> **What this task involves**
Return the records word for word. Any pictures in them are not part of the copy.

> **Part of a data file**
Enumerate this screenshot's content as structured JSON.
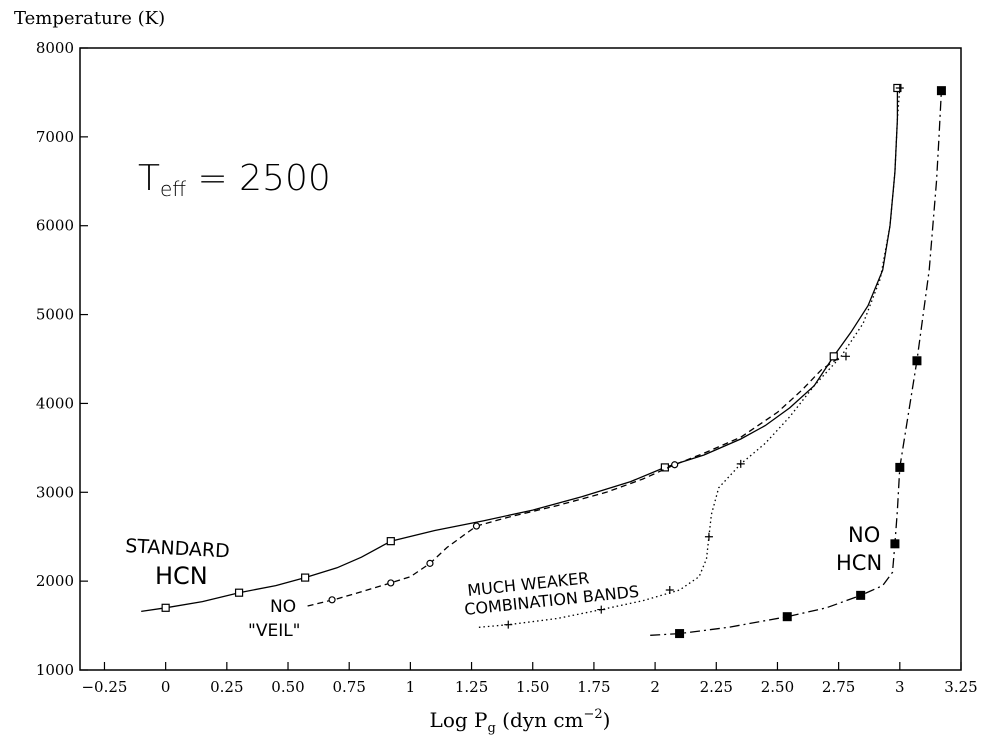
{
  "chart_data": {
    "type": "line",
    "ylabel": "Temperature (K)",
    "xlabel_main": "Log P",
    "xlabel_sub": "g",
    "xlabel_units": " (dyn cm",
    "xlabel_sup": "−2",
    "xlabel_close": ")",
    "xlim": [
      -0.35,
      3.25
    ],
    "ylim": [
      1000,
      8000
    ],
    "x_ticks": [
      -0.25,
      0,
      0.25,
      0.5,
      0.75,
      1,
      1.25,
      1.5,
      1.75,
      2,
      2.25,
      2.5,
      2.75,
      3,
      3.25
    ],
    "x_tick_labels": [
      "−0.25",
      "0",
      "0.25",
      "0.50",
      "0.75",
      "1",
      "1.25",
      "1.50",
      "1.75",
      "2",
      "2.25",
      "2.50",
      "2.75",
      "3",
      "3.25"
    ],
    "y_ticks": [
      1000,
      2000,
      3000,
      4000,
      5000,
      6000,
      7000,
      8000
    ],
    "y_tick_labels": [
      "1000",
      "2000",
      "3000",
      "4000",
      "5000",
      "6000",
      "7000",
      "8000"
    ],
    "grid": false,
    "annotation_teff": "T",
    "annotation_teff_sub": "eff",
    "annotation_teff_value": " = 2500",
    "series": [
      {
        "id": "standard",
        "label_lines": [
          "STANDARD",
          "HCN"
        ],
        "style": "solid",
        "marker": "open-square",
        "curve": [
          [
            -0.1,
            1660
          ],
          [
            0,
            1700
          ],
          [
            0.15,
            1770
          ],
          [
            0.3,
            1870
          ],
          [
            0.45,
            1950
          ],
          [
            0.57,
            2040
          ],
          [
            0.7,
            2150
          ],
          [
            0.8,
            2270
          ],
          [
            0.92,
            2450
          ],
          [
            1.1,
            2570
          ],
          [
            1.3,
            2680
          ],
          [
            1.5,
            2800
          ],
          [
            1.7,
            2950
          ],
          [
            1.9,
            3120
          ],
          [
            2.04,
            3280
          ],
          [
            2.2,
            3420
          ],
          [
            2.35,
            3600
          ],
          [
            2.45,
            3750
          ],
          [
            2.55,
            3950
          ],
          [
            2.65,
            4200
          ],
          [
            2.73,
            4530
          ],
          [
            2.8,
            4800
          ],
          [
            2.87,
            5100
          ],
          [
            2.93,
            5500
          ],
          [
            2.96,
            6000
          ],
          [
            2.98,
            6600
          ],
          [
            2.99,
            7200
          ],
          [
            2.99,
            7550
          ]
        ],
        "markers": [
          [
            0,
            1700
          ],
          [
            0.3,
            1870
          ],
          [
            0.57,
            2040
          ],
          [
            0.92,
            2450
          ],
          [
            2.04,
            3280
          ],
          [
            2.73,
            4530
          ],
          [
            2.99,
            7550
          ]
        ]
      },
      {
        "id": "noveil",
        "label_lines": [
          "NO",
          "\"VEIL\""
        ],
        "style": "dashed",
        "marker": "open-circle",
        "curve": [
          [
            0.58,
            1720
          ],
          [
            0.7,
            1800
          ],
          [
            0.8,
            1880
          ],
          [
            0.92,
            1980
          ],
          [
            1.0,
            2050
          ],
          [
            1.08,
            2200
          ],
          [
            1.15,
            2380
          ],
          [
            1.22,
            2520
          ],
          [
            1.27,
            2620
          ],
          [
            1.4,
            2720
          ],
          [
            1.6,
            2850
          ],
          [
            1.8,
            3000
          ],
          [
            1.95,
            3150
          ],
          [
            2.08,
            3310
          ],
          [
            2.2,
            3440
          ],
          [
            2.35,
            3620
          ],
          [
            2.5,
            3900
          ],
          [
            2.6,
            4150
          ],
          [
            2.68,
            4380
          ],
          [
            2.76,
            4530
          ]
        ],
        "markers": [
          [
            0.68,
            1790
          ],
          [
            0.92,
            1980
          ],
          [
            1.08,
            2200
          ],
          [
            1.27,
            2620
          ],
          [
            2.08,
            3310
          ]
        ]
      },
      {
        "id": "weaker",
        "label_lines": [
          "MUCH WEAKER",
          "COMBINATION BANDS"
        ],
        "style": "dotted",
        "marker": "plus",
        "curve": [
          [
            1.28,
            1480
          ],
          [
            1.4,
            1510
          ],
          [
            1.6,
            1580
          ],
          [
            1.78,
            1680
          ],
          [
            1.95,
            1780
          ],
          [
            2.1,
            1900
          ],
          [
            2.18,
            2050
          ],
          [
            2.21,
            2250
          ],
          [
            2.22,
            2500
          ],
          [
            2.23,
            2750
          ],
          [
            2.26,
            3050
          ],
          [
            2.35,
            3320
          ],
          [
            2.45,
            3550
          ],
          [
            2.55,
            3850
          ],
          [
            2.65,
            4200
          ],
          [
            2.76,
            4530
          ],
          [
            2.85,
            4900
          ],
          [
            2.92,
            5400
          ],
          [
            2.96,
            6000
          ],
          [
            2.98,
            6600
          ],
          [
            2.99,
            7200
          ],
          [
            3.0,
            7550
          ]
        ],
        "markers": [
          [
            1.4,
            1510
          ],
          [
            1.78,
            1680
          ],
          [
            2.06,
            1900
          ],
          [
            2.22,
            2500
          ],
          [
            2.35,
            3320
          ],
          [
            2.78,
            4530
          ],
          [
            3.0,
            7550
          ]
        ]
      },
      {
        "id": "nohcn",
        "label_lines": [
          "NO",
          "HCN"
        ],
        "style": "dashdot",
        "marker": "filled-square",
        "curve": [
          [
            1.98,
            1390
          ],
          [
            2.1,
            1410
          ],
          [
            2.3,
            1480
          ],
          [
            2.54,
            1600
          ],
          [
            2.7,
            1700
          ],
          [
            2.84,
            1840
          ],
          [
            2.93,
            1950
          ],
          [
            2.97,
            2100
          ],
          [
            2.98,
            2420
          ],
          [
            2.99,
            2800
          ],
          [
            3.0,
            3280
          ],
          [
            3.03,
            3800
          ],
          [
            3.07,
            4480
          ],
          [
            3.12,
            5500
          ],
          [
            3.15,
            6500
          ],
          [
            3.16,
            7000
          ],
          [
            3.17,
            7520
          ]
        ],
        "markers": [
          [
            2.1,
            1410
          ],
          [
            2.54,
            1600
          ],
          [
            2.84,
            1840
          ],
          [
            2.98,
            2420
          ],
          [
            3.0,
            3280
          ],
          [
            3.07,
            4480
          ],
          [
            3.17,
            7520
          ]
        ]
      }
    ]
  }
}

> **Result of the exercise**
Enumerate this screenshot's content as structured JSON.
{
  "chart_data": {
    "type": "line",
    "ylabel": "Temperature (K)",
    "xlabel_main": "Log P",
    "xlabel_sub": "g",
    "xlabel_units": " (dyn cm",
    "xlabel_sup": "−2",
    "xlabel_close": ")",
    "xlim": [
      -0.35,
      3.25
    ],
    "ylim": [
      1000,
      8000
    ],
    "x_ticks": [
      -0.25,
      0,
      0.25,
      0.5,
      0.75,
      1,
      1.25,
      1.5,
      1.75,
      2,
      2.25,
      2.5,
      2.75,
      3,
      3.25
    ],
    "x_tick_labels": [
      "−0.25",
      "0",
      "0.25",
      "0.50",
      "0.75",
      "1",
      "1.25",
      "1.50",
      "1.75",
      "2",
      "2.25",
      "2.50",
      "2.75",
      "3",
      "3.25"
    ],
    "y_ticks": [
      1000,
      2000,
      3000,
      4000,
      5000,
      6000,
      7000,
      8000
    ],
    "y_tick_labels": [
      "1000",
      "2000",
      "3000",
      "4000",
      "5000",
      "6000",
      "7000",
      "8000"
    ],
    "grid": false,
    "annotation_teff": "T",
    "annotation_teff_sub": "eff",
    "annotation_teff_value": " = 2500",
    "series": [
      {
        "id": "standard",
        "label_lines": [
          "STANDARD",
          "HCN"
        ],
        "style": "solid",
        "marker": "open-square",
        "curve": [
          [
            -0.1,
            1660
          ],
          [
            0,
            1700
          ],
          [
            0.15,
            1770
          ],
          [
            0.3,
            1870
          ],
          [
            0.45,
            1950
          ],
          [
            0.57,
            2040
          ],
          [
            0.7,
            2150
          ],
          [
            0.8,
            2270
          ],
          [
            0.92,
            2450
          ],
          [
            1.1,
            2570
          ],
          [
            1.3,
            2680
          ],
          [
            1.5,
            2800
          ],
          [
            1.7,
            2950
          ],
          [
            1.9,
            3120
          ],
          [
            2.04,
            3280
          ],
          [
            2.2,
            3420
          ],
          [
            2.35,
            3600
          ],
          [
            2.45,
            3750
          ],
          [
            2.55,
            3950
          ],
          [
            2.65,
            4200
          ],
          [
            2.73,
            4530
          ],
          [
            2.8,
            4800
          ],
          [
            2.87,
            5100
          ],
          [
            2.93,
            5500
          ],
          [
            2.96,
            6000
          ],
          [
            2.98,
            6600
          ],
          [
            2.99,
            7200
          ],
          [
            2.99,
            7550
          ]
        ],
        "markers": [
          [
            0,
            1700
          ],
          [
            0.3,
            1870
          ],
          [
            0.57,
            2040
          ],
          [
            0.92,
            2450
          ],
          [
            2.04,
            3280
          ],
          [
            2.73,
            4530
          ],
          [
            2.99,
            7550
          ]
        ]
      },
      {
        "id": "noveil",
        "label_lines": [
          "NO",
          "\"VEIL\""
        ],
        "style": "dashed",
        "marker": "open-circle",
        "curve": [
          [
            0.58,
            1720
          ],
          [
            0.7,
            1800
          ],
          [
            0.8,
            1880
          ],
          [
            0.92,
            1980
          ],
          [
            1.0,
            2050
          ],
          [
            1.08,
            2200
          ],
          [
            1.15,
            2380
          ],
          [
            1.22,
            2520
          ],
          [
            1.27,
            2620
          ],
          [
            1.4,
            2720
          ],
          [
            1.6,
            2850
          ],
          [
            1.8,
            3000
          ],
          [
            1.95,
            3150
          ],
          [
            2.08,
            3310
          ],
          [
            2.2,
            3440
          ],
          [
            2.35,
            3620
          ],
          [
            2.5,
            3900
          ],
          [
            2.6,
            4150
          ],
          [
            2.68,
            4380
          ],
          [
            2.76,
            4530
          ]
        ],
        "markers": [
          [
            0.68,
            1790
          ],
          [
            0.92,
            1980
          ],
          [
            1.08,
            2200
          ],
          [
            1.27,
            2620
          ],
          [
            2.08,
            3310
          ]
        ]
      },
      {
        "id": "weaker",
        "label_lines": [
          "MUCH WEAKER",
          "COMBINATION BANDS"
        ],
        "style": "dotted",
        "marker": "plus",
        "curve": [
          [
            1.28,
            1480
          ],
          [
            1.4,
            1510
          ],
          [
            1.6,
            1580
          ],
          [
            1.78,
            1680
          ],
          [
            1.95,
            1780
          ],
          [
            2.1,
            1900
          ],
          [
            2.18,
            2050
          ],
          [
            2.21,
            2250
          ],
          [
            2.22,
            2500
          ],
          [
            2.23,
            2750
          ],
          [
            2.26,
            3050
          ],
          [
            2.35,
            3320
          ],
          [
            2.45,
            3550
          ],
          [
            2.55,
            3850
          ],
          [
            2.65,
            4200
          ],
          [
            2.76,
            4530
          ],
          [
            2.85,
            4900
          ],
          [
            2.92,
            5400
          ],
          [
            2.96,
            6000
          ],
          [
            2.98,
            6600
          ],
          [
            2.99,
            7200
          ],
          [
            3.0,
            7550
          ]
        ],
        "markers": [
          [
            1.4,
            1510
          ],
          [
            1.78,
            1680
          ],
          [
            2.06,
            1900
          ],
          [
            2.22,
            2500
          ],
          [
            2.35,
            3320
          ],
          [
            2.78,
            4530
          ],
          [
            3.0,
            7550
          ]
        ]
      },
      {
        "id": "nohcn",
        "label_lines": [
          "NO",
          "HCN"
        ],
        "style": "dashdot",
        "marker": "filled-square",
        "curve": [
          [
            1.98,
            1390
          ],
          [
            2.1,
            1410
          ],
          [
            2.3,
            1480
          ],
          [
            2.54,
            1600
          ],
          [
            2.7,
            1700
          ],
          [
            2.84,
            1840
          ],
          [
            2.93,
            1950
          ],
          [
            2.97,
            2100
          ],
          [
            2.98,
            2420
          ],
          [
            2.99,
            2800
          ],
          [
            3.0,
            3280
          ],
          [
            3.03,
            3800
          ],
          [
            3.07,
            4480
          ],
          [
            3.12,
            5500
          ],
          [
            3.15,
            6500
          ],
          [
            3.16,
            7000
          ],
          [
            3.17,
            7520
          ]
        ],
        "markers": [
          [
            2.1,
            1410
          ],
          [
            2.54,
            1600
          ],
          [
            2.84,
            1840
          ],
          [
            2.98,
            2420
          ],
          [
            3.0,
            3280
          ],
          [
            3.07,
            4480
          ],
          [
            3.17,
            7520
          ]
        ]
      }
    ]
  }
}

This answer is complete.